§ Goal: Every line that contains the word "участвует" should be copied out.

[Extracted records]
---+---
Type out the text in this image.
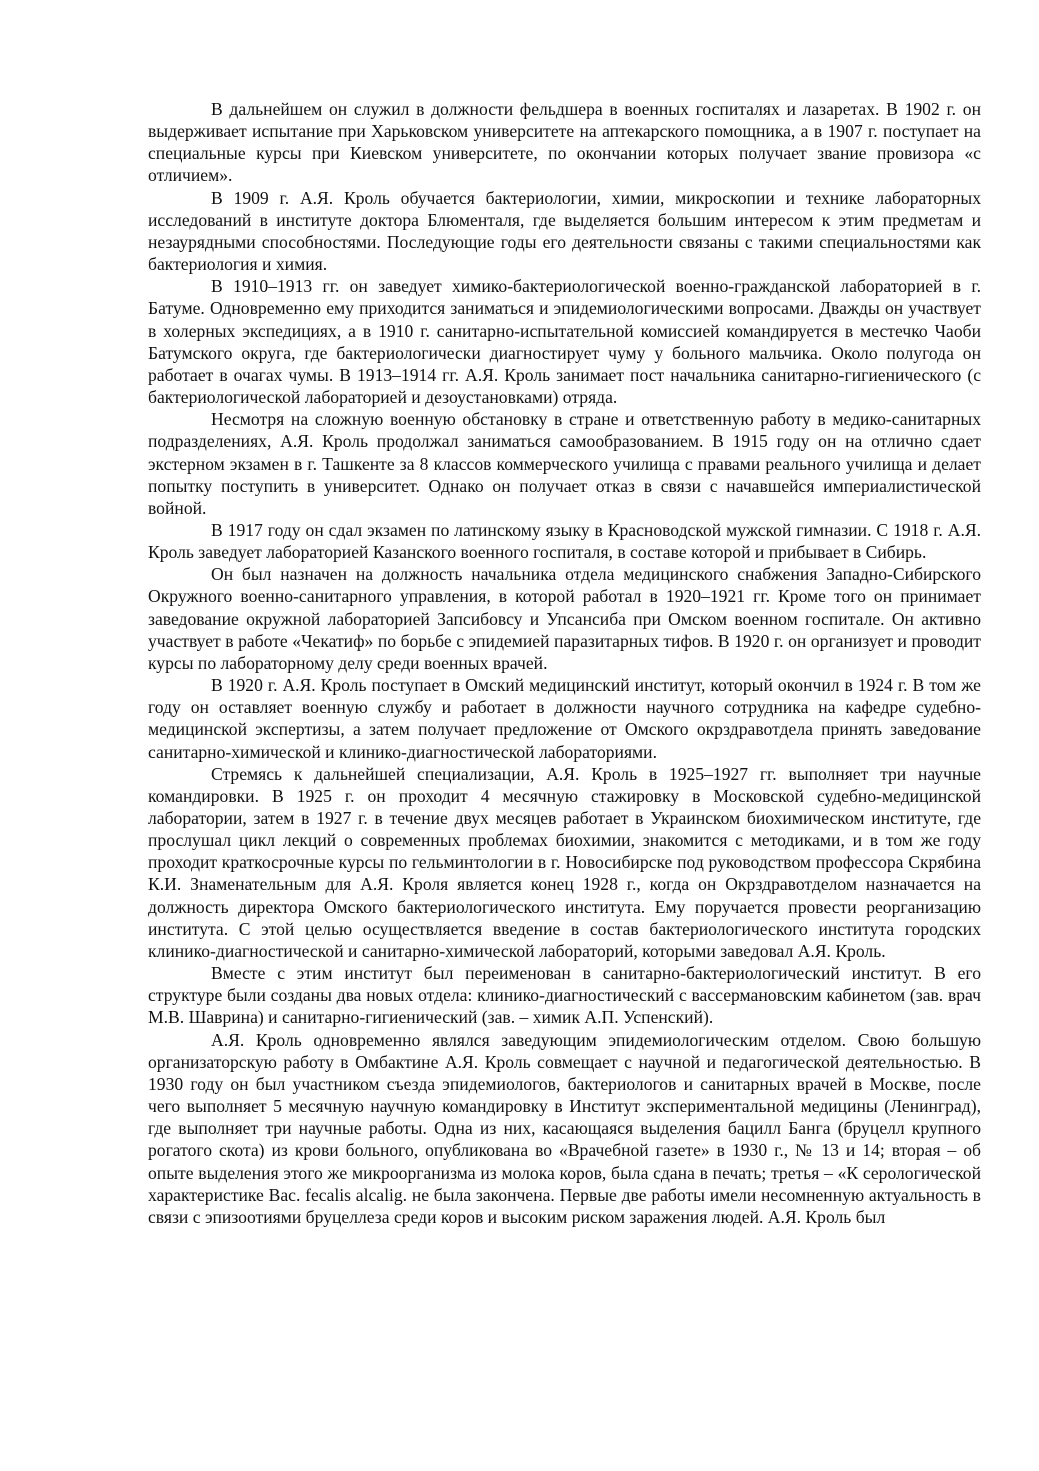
В дальнейшем он служил в должности фельдшера в военных госпиталях и лазаретах. В 1902 г. он выдерживает испытание при Харьковском университете на аптекарского помощника, а в 1907 г. поступает на специальные курсы при Киевском университете, по окончании которых получает звание провизора «с отличием».

В 1909 г. А.Я. Кроль обучается бактериологии, химии, микроскопии и технике лабораторных исследований в институте доктора Блюменталя, где выделяется большим интересом к этим предметам и незаурядными способностями. Последующие годы его деятельности связаны с такими специальностями как бактериология и химия.

В 1910–1913 гг. он заведует химико-бактериологической военно-гражданской лабораторией в г. Батуме. Одновременно ему приходится заниматься и эпидемиологическими вопросами. Дважды он участвует в холерных экспедициях, а в 1910 г. санитарно-испытательной комиссией командируется в местечко Чаоби Батумского округа, где бактериологически диагностирует чуму у больного мальчика. Около полугода он работает в очагах чумы. В 1913–1914 гг. А.Я. Кроль занимает пост начальника санитарно-гигиенического (с бактериологической лабораторией и дезоустановками) отряда.

Несмотря на сложную военную обстановку в стране и ответственную работу в медико-санитарных подразделениях, А.Я. Кроль продолжал заниматься самообразованием. В 1915 году он на отлично сдает экстерном экзамен в г. Ташкенте за 8 классов коммерческого училища с правами реального училища и делает попытку поступить в университет. Однако он получает отказ в связи с начавшейся империалистической войной.

В 1917 году он сдал экзамен по латинскому языку в Красноводской мужской гимназии. С 1918 г. А.Я. Кроль заведует лабораторией Казанского военного госпиталя, в составе которой и прибывает в Сибирь.

Он был назначен на должность начальника отдела медицинского снабжения Западно-Сибирского Окружного военно-санитарного управления, в которой работал в 1920–1921 гг. Кроме того он принимает заведование окружной лабораторией Запсибовсу и Упсансиба при Омском военном госпитале. Он активно участвует в работе «Чекатиф» по борьбе с эпидемией паразитарных тифов. В 1920 г. он организует и проводит курсы по лабораторному делу среди военных врачей.

В 1920 г. А.Я. Кроль поступает в Омский медицинский институт, который окончил в 1924 г. В том же году он оставляет военную службу и работает в должности научного сотрудника на кафедре судебно-медицинской экспертизы, а затем получает предложение от Омского окрздравотдела принять заведование санитарно-химической и клинико-диагностической лабораториями.

Стремясь к дальнейшей специализации, А.Я. Кроль в 1925–1927 гг. выполняет три научные командировки. В 1925 г. он проходит 4 месячную стажировку в Московской судебно-медицинской лаборатории, затем в 1927 г. в течение двух месяцев работает в Украинском биохимическом институте, где прослушал цикл лекций о современных проблемах биохимии, знакомится с методиками, и в том же году проходит краткосрочные курсы по гельминтологии в г. Новосибирске под руководством профессора Скрябина К.И. Знаменательным для А.Я. Кроля является конец 1928 г., когда он Окрздравотделом назначается на должность директора Омского бактериологического института. Ему поручается провести реорганизацию института. С этой целью осуществляется введение в состав бактериологического института городских клинико-диагностической и санитарно-химической лабораторий, которыми заведовал А.Я. Кроль.

Вместе с этим институт был переименован в санитарно-бактериологический институт. В его структуре были созданы два новых отдела: клинико-диагностический с вассермановским кабинетом (зав. врач М.В. Шаврина) и санитарно-гигиенический (зав. – химик А.П. Успенский).

А.Я. Кроль одновременно являлся заведующим эпидемиологическим отделом. Свою большую организаторскую работу в Омбактине А.Я. Кроль совмещает с научной и педагогической деятельностью. В 1930 году он был участником съезда эпидемиологов, бактериологов и санитарных врачей в Москве, после чего выполняет 5 месячную научную командировку в Институт экспериментальной медицины (Ленинград), где выполняет три научные работы. Одна из них, касающаяся выделения бацилл Банга (бруцелл крупного рогатого скота) из крови больного, опубликована во «Врачебной газете» в 1930 г., № 13 и 14; вторая – об опыте выделения этого же микроорганизма из молока коров, была сдана в печать; третья – «К серологической характеристике Bac. fecalis alcalig. не была закончена. Первые две работы имели несомненную актуальность в связи с эпизоотиями бруцеллеза среди коров и высоким риском заражения людей. А.Я. Кроль был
---+---
§ Exercise result:
В 1910–1913 гг. он заведует химико-бактериологической военно-гражданской лабораторией в г. Батуме. Одновременно ему приходится заниматься и эпидемиологическими вопросами. Дважды он участвует в холерных экспедициях, а в 1910 г. санитарно-испытательной комиссией командируется в местечко Чаоби Батумского округа, где бактериологически диагностирует чуму у больного мальчика. Около полугода он работает в очагах чумы. В 1913–1914 гг. А.Я. Кроль занимает пост начальника санитарно-гигиенического (с бактериологической лабораторией и дезоустановками) отряда.
Он был назначен на должность начальника отдела медицинского снабжения Западно-Сибирского Окружного военно-санитарного управления, в которой работал в 1920–1921 гг. Кроме того он принимает заведование окружной лабораторией Запсибовсу и Упсансиба при Омском военном госпитале. Он активно участвует в работе «Чекатиф» по борьбе с эпидемией паразитарных тифов. В 1920 г. он организует и проводит курсы по лабораторному делу среди военных врачей.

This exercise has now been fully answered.